-- BEGIN Rows --

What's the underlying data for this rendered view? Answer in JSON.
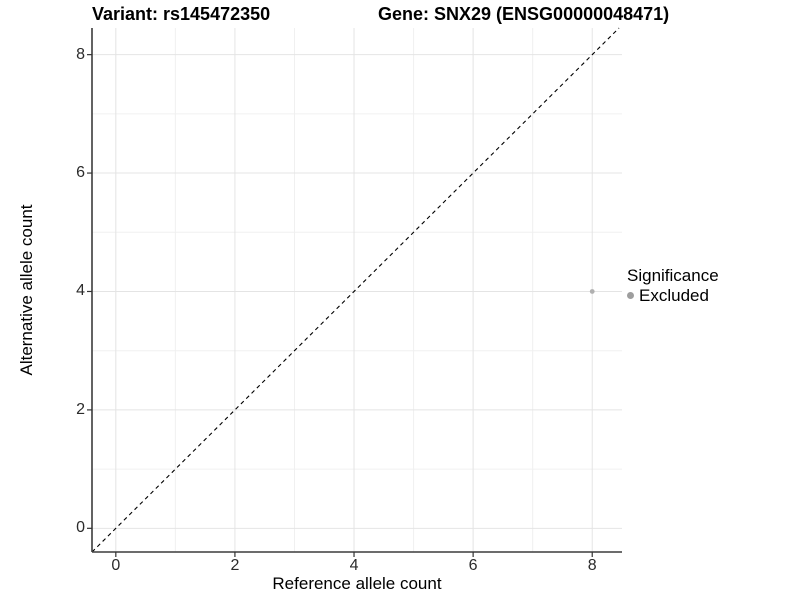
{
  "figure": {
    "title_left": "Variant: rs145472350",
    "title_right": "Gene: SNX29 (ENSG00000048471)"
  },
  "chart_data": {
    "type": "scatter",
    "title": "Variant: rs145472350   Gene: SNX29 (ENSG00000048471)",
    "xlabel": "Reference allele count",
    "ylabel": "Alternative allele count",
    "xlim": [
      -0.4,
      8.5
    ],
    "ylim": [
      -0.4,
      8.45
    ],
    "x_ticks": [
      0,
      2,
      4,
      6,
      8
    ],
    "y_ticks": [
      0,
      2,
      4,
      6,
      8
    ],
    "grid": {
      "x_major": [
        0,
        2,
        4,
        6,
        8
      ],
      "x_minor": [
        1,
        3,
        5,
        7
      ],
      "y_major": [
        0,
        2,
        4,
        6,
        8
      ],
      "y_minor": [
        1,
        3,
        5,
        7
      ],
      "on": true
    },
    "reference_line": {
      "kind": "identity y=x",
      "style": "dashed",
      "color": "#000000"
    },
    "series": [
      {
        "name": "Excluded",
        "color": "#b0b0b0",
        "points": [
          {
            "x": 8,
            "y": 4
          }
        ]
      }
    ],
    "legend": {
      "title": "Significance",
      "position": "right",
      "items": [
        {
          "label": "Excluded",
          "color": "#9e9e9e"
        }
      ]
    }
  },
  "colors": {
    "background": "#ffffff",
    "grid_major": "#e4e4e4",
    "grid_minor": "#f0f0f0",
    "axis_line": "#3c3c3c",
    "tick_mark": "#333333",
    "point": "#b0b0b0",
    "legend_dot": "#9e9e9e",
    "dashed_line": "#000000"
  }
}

-- END Rows --

### Written request
From the listing above, return each line with the word "allele".

### Output of the exercise
    "xlabel": "Reference allele count",
    "ylabel": "Alternative allele count",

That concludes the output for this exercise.